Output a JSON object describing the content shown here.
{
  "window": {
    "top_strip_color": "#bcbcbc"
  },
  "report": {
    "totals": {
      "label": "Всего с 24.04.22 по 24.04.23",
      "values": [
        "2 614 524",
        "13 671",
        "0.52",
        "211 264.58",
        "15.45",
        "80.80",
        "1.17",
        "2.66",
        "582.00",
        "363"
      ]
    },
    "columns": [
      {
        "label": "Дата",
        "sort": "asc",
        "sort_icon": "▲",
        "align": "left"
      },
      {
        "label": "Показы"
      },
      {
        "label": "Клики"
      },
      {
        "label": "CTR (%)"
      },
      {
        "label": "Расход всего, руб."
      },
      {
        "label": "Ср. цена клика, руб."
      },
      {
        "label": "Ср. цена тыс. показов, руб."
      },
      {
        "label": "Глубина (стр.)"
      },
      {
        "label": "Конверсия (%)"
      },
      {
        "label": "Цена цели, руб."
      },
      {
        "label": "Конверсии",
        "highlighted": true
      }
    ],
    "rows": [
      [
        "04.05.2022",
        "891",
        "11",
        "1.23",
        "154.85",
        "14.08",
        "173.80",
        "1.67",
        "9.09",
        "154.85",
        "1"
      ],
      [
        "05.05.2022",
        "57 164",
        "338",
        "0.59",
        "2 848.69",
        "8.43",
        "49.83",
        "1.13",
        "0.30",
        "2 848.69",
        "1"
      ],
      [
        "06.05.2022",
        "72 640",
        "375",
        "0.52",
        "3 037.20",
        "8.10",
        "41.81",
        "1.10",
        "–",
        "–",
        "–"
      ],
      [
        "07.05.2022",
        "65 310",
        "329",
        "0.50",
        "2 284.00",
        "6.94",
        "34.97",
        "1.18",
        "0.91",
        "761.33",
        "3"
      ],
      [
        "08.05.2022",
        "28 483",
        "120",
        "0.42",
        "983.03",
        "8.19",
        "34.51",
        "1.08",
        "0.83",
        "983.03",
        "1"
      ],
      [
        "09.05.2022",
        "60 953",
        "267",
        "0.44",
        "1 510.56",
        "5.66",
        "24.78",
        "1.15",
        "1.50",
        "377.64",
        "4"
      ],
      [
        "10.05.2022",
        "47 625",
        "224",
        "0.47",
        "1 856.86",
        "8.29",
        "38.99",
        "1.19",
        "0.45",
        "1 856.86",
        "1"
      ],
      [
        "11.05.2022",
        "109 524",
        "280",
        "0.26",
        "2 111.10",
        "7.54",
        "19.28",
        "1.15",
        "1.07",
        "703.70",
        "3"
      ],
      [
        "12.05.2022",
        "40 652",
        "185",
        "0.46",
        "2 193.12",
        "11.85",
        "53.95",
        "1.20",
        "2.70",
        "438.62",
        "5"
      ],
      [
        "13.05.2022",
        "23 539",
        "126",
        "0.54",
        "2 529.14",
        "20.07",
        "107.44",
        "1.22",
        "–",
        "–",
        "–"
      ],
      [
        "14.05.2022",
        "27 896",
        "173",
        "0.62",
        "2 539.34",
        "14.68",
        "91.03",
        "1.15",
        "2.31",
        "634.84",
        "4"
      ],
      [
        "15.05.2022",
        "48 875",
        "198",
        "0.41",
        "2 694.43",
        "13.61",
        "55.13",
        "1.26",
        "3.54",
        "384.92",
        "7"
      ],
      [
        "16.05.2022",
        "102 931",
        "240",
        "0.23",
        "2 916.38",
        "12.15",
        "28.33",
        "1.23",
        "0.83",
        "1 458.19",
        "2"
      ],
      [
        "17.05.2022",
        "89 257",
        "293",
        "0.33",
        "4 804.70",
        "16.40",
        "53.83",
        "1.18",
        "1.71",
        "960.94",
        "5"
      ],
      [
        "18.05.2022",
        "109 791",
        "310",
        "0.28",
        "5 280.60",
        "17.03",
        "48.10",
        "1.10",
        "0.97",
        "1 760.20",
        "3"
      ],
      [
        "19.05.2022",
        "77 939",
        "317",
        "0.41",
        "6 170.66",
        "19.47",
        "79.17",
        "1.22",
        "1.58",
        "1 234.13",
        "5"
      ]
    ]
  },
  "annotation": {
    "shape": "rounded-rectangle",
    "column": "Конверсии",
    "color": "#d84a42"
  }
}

* [Objective]:
Repeat the material in full, exactly as it stands.

* [Full solution]:
Output a JSON object describing the content shown here.
{
  "window": {
    "top_strip_color": "#bcbcbc"
  },
  "report": {
    "totals": {
      "label": "Всего с 24.04.22 по 24.04.23",
      "values": [
        "2 614 524",
        "13 671",
        "0.52",
        "211 264.58",
        "15.45",
        "80.80",
        "1.17",
        "2.66",
        "582.00",
        "363"
      ]
    },
    "columns": [
      {
        "label": "Дата",
        "sort": "asc",
        "sort_icon": "▲",
        "align": "left"
      },
      {
        "label": "Показы"
      },
      {
        "label": "Клики"
      },
      {
        "label": "CTR (%)"
      },
      {
        "label": "Расход всего, руб."
      },
      {
        "label": "Ср. цена клика, руб."
      },
      {
        "label": "Ср. цена тыс. показов, руб."
      },
      {
        "label": "Глубина (стр.)"
      },
      {
        "label": "Конверсия (%)"
      },
      {
        "label": "Цена цели, руб."
      },
      {
        "label": "Конверсии",
        "highlighted": true
      }
    ],
    "rows": [
      [
        "04.05.2022",
        "891",
        "11",
        "1.23",
        "154.85",
        "14.08",
        "173.80",
        "1.67",
        "9.09",
        "154.85",
        "1"
      ],
      [
        "05.05.2022",
        "57 164",
        "338",
        "0.59",
        "2 848.69",
        "8.43",
        "49.83",
        "1.13",
        "0.30",
        "2 848.69",
        "1"
      ],
      [
        "06.05.2022",
        "72 640",
        "375",
        "0.52",
        "3 037.20",
        "8.10",
        "41.81",
        "1.10",
        "–",
        "–",
        "–"
      ],
      [
        "07.05.2022",
        "65 310",
        "329",
        "0.50",
        "2 284.00",
        "6.94",
        "34.97",
        "1.18",
        "0.91",
        "761.33",
        "3"
      ],
      [
        "08.05.2022",
        "28 483",
        "120",
        "0.42",
        "983.03",
        "8.19",
        "34.51",
        "1.08",
        "0.83",
        "983.03",
        "1"
      ],
      [
        "09.05.2022",
        "60 953",
        "267",
        "0.44",
        "1 510.56",
        "5.66",
        "24.78",
        "1.15",
        "1.50",
        "377.64",
        "4"
      ],
      [
        "10.05.2022",
        "47 625",
        "224",
        "0.47",
        "1 856.86",
        "8.29",
        "38.99",
        "1.19",
        "0.45",
        "1 856.86",
        "1"
      ],
      [
        "11.05.2022",
        "109 524",
        "280",
        "0.26",
        "2 111.10",
        "7.54",
        "19.28",
        "1.15",
        "1.07",
        "703.70",
        "3"
      ],
      [
        "12.05.2022",
        "40 652",
        "185",
        "0.46",
        "2 193.12",
        "11.85",
        "53.95",
        "1.20",
        "2.70",
        "438.62",
        "5"
      ],
      [
        "13.05.2022",
        "23 539",
        "126",
        "0.54",
        "2 529.14",
        "20.07",
        "107.44",
        "1.22",
        "–",
        "–",
        "–"
      ],
      [
        "14.05.2022",
        "27 896",
        "173",
        "0.62",
        "2 539.34",
        "14.68",
        "91.03",
        "1.15",
        "2.31",
        "634.84",
        "4"
      ],
      [
        "15.05.2022",
        "48 875",
        "198",
        "0.41",
        "2 694.43",
        "13.61",
        "55.13",
        "1.26",
        "3.54",
        "384.92",
        "7"
      ],
      [
        "16.05.2022",
        "102 931",
        "240",
        "0.23",
        "2 916.38",
        "12.15",
        "28.33",
        "1.23",
        "0.83",
        "1 458.19",
        "2"
      ],
      [
        "17.05.2022",
        "89 257",
        "293",
        "0.33",
        "4 804.70",
        "16.40",
        "53.83",
        "1.18",
        "1.71",
        "960.94",
        "5"
      ],
      [
        "18.05.2022",
        "109 791",
        "310",
        "0.28",
        "5 280.60",
        "17.03",
        "48.10",
        "1.10",
        "0.97",
        "1 760.20",
        "3"
      ],
      [
        "19.05.2022",
        "77 939",
        "317",
        "0.41",
        "6 170.66",
        "19.47",
        "79.17",
        "1.22",
        "1.58",
        "1 234.13",
        "5"
      ]
    ]
  },
  "annotation": {
    "shape": "rounded-rectangle",
    "column": "Конверсии",
    "color": "#d84a42"
  }
}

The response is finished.